WHAT IS ASKED - Take each line containing "проехал" and report it exactly as written.

----------

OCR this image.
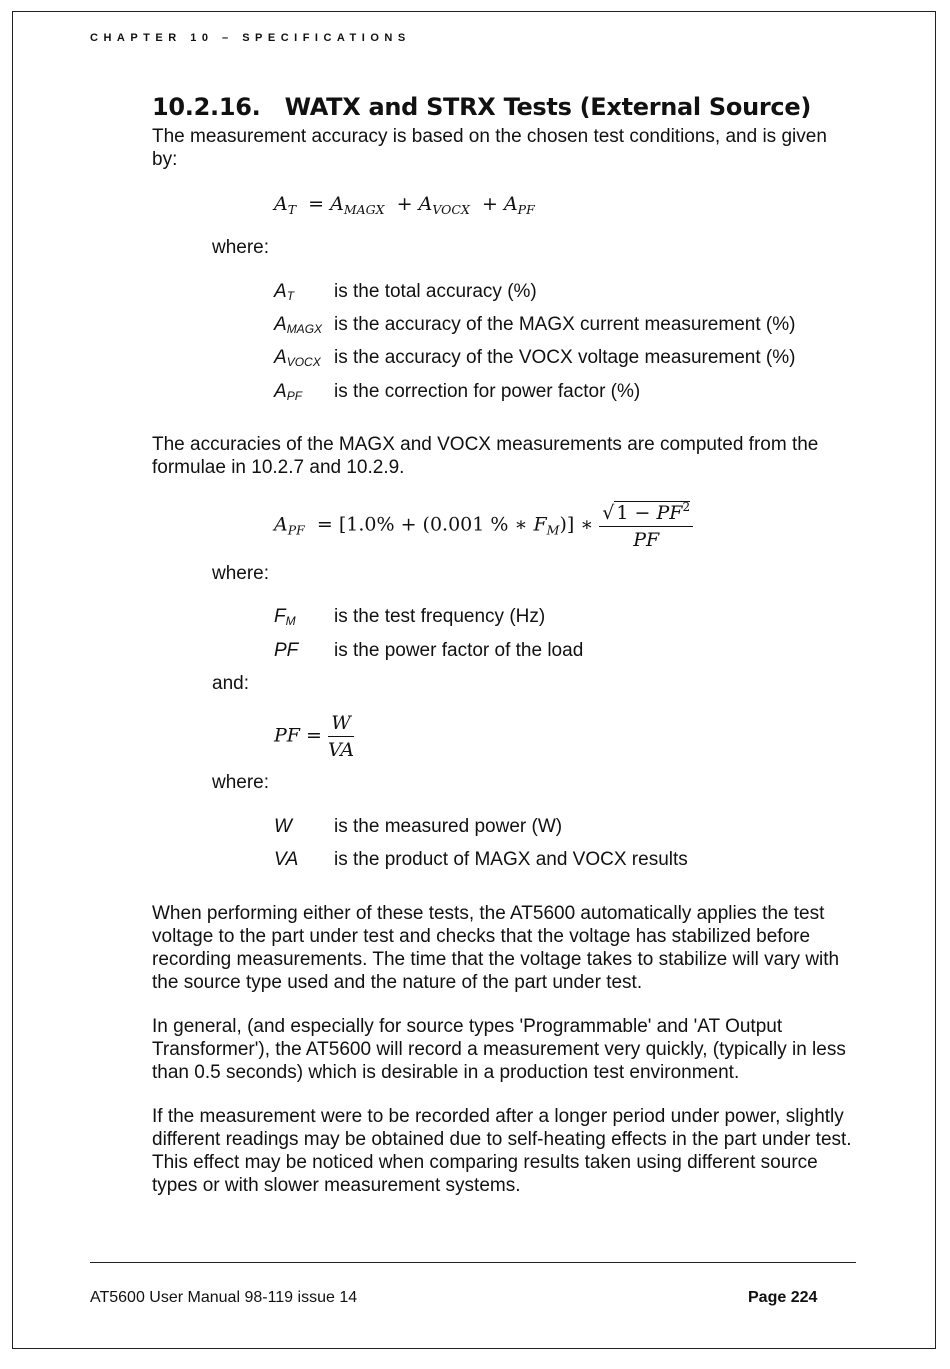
CHAPTER 10 – SPECIFICATIONS
10.2.16.   WATX and STRX Tests (External Source)
The measurement accuracy is based on the chosen test conditions, and is given by:
$A_T = A_{MAGX} + A_{VOCX} + A_{PF}$
where:
AT is the total accuracy (%)
AMAGX is the accuracy of the MAGX current measurement (%)
AVOCX is the accuracy of the VOCX voltage measurement (%)
APF is the correction for power factor (%)
The accuracies of the MAGX and VOCX measurements are computed from the formulae in 10.2.7 and 10.2.9.
$A_{PF} = [1.0\% + (0.001$ % ∗ $F_M$)] ∗ $\frac{√ 1 - PF^2}{PF}$
where:
FM is the test frequency (Hz)
PF is the power factor of the load
and:
PF = $\frac{W}{VA}$
where:
W is the measured power (W)
VA is the product of MAGX and VOCX results
When performing either of these tests, the AT5600 automatically applies the test voltage to the part under test and checks that the voltage has stabilized before recording measurements. The time that the voltage takes to stabilize will vary with the source type used and the nature of the part under test.
In general, (and especially for source types 'Programmable' and 'AT Output Transformer'), the AT5600 will record a measurement very quickly, (typically in less than 0.5 seconds) which is desirable in a production test environment.
If the measurement were to be recorded after a longer period under power, slightly different readings may be obtained due to self-heating effects in the part under test. This effect may be noticed when comparing results taken using different source types or with slower measurement systems.
AT5600 User Manual 98-119 issue 14	Page 224
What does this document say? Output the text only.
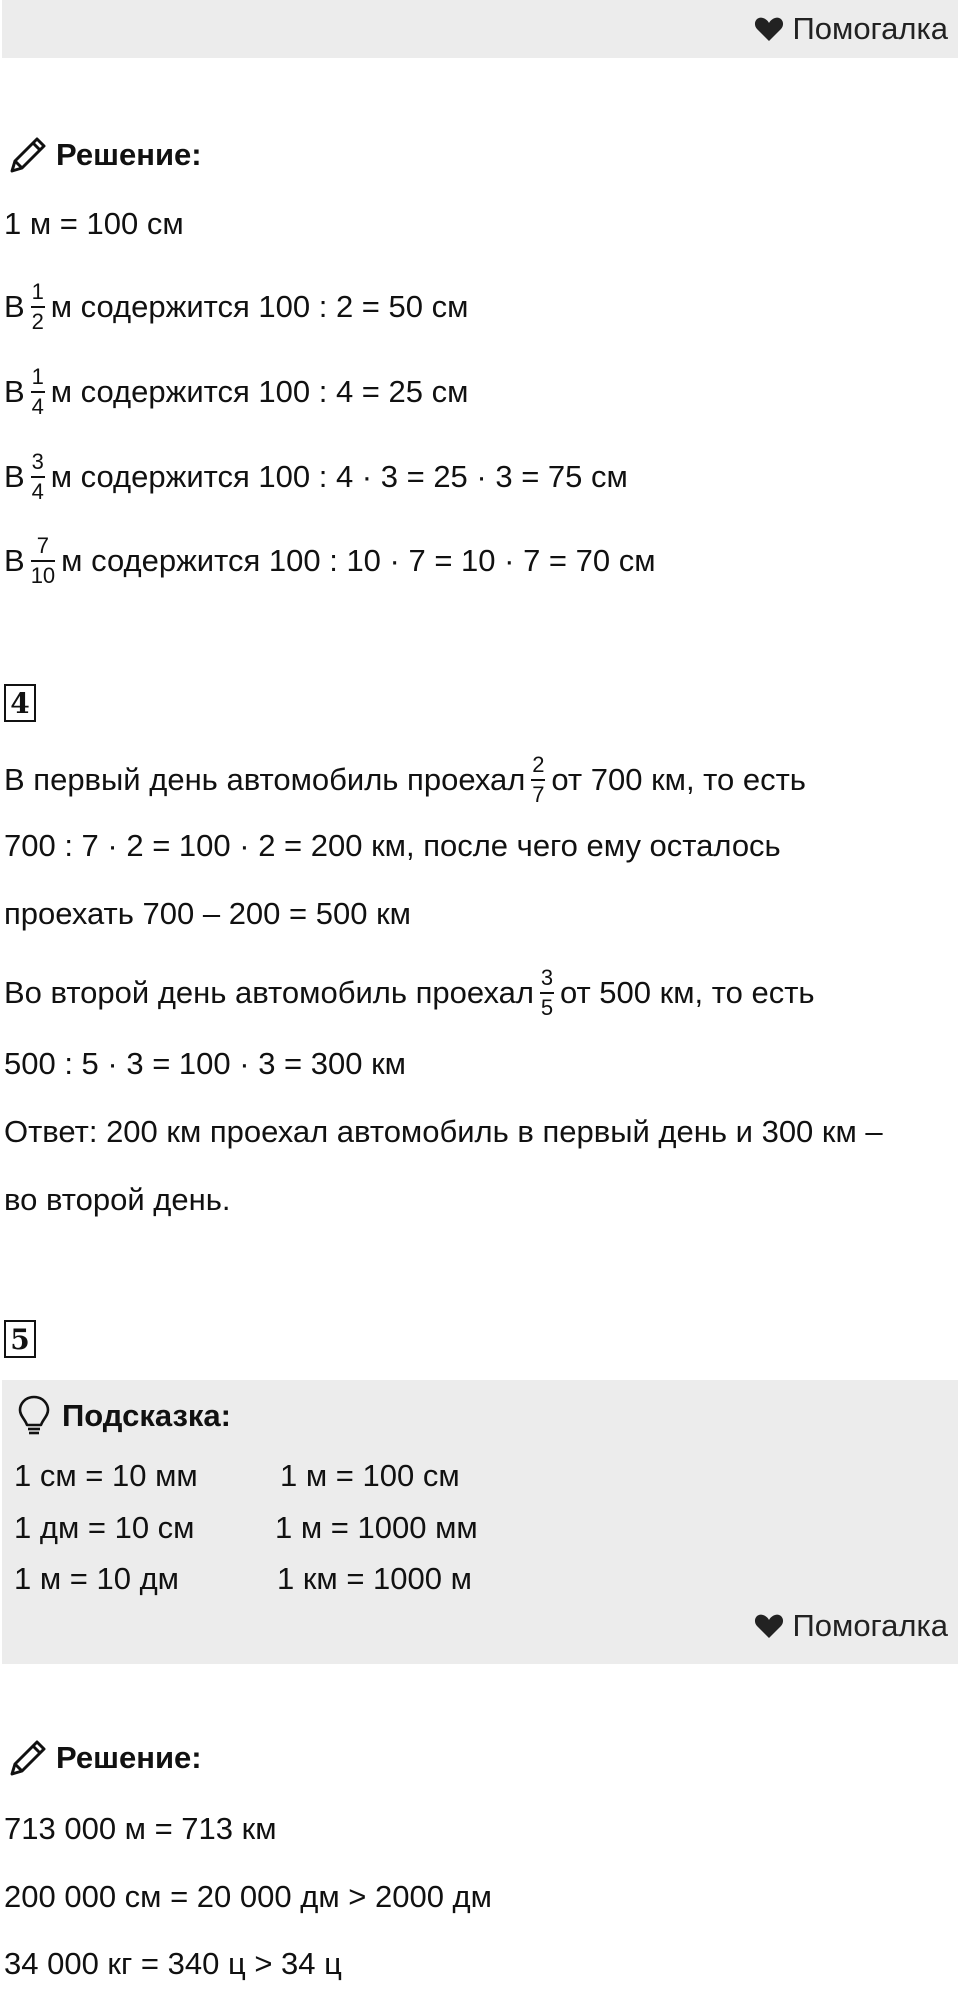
Помогалка
Решение:
1 м = 100 см
В $\frac{1}{2}$ м содержится 100 : 2 = 50 см
В $\frac{1}{4}$ м содержится 100 : 4 = 25 см
В $\frac{3}{4}$ м содержится 100 : 4 · 3 = 25 · 3 = 75 см
В $\frac{7}{10}$ м содержится 100 : 10 · 7 = 10 · 7 = 70 см
4
В первый день автомобиль проехал $\frac{2}{7}$ от 700 км, то есть
700 : 7 · 2 = 100 · 2 = 200 км, после чего ему осталось
проехать 700 – 200 = 500 км
Во второй день автомобиль проехал $\frac{3}{5}$ от 500 км, то есть
500 : 5 · 3 = 100 · 3 = 300 км
Ответ: 200 км проехал автомобиль в первый день и 300 км –
во второй день.
5
Подсказка:
1 см = 10 мм	1 м = 100 см
1 дм = 10 см	1 м = 1000 мм
1 м = 10 дм	1 км = 1000 м
Помогалка
Решение:
713 000 м = 713 км
200 000 см = 20 000 дм > 2000 дм
34 000 кг = 340 ц > 34 ц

----------

ANSWER FOR THE TASK -
В первый день автомобиль проехал $\frac{2}{7}$ от 700 км, то есть
Во второй день автомобиль проехал $\frac{3}{5}$ от 500 км, то есть
Ответ: 200 км проехал автомобиль в первый день и 300 км –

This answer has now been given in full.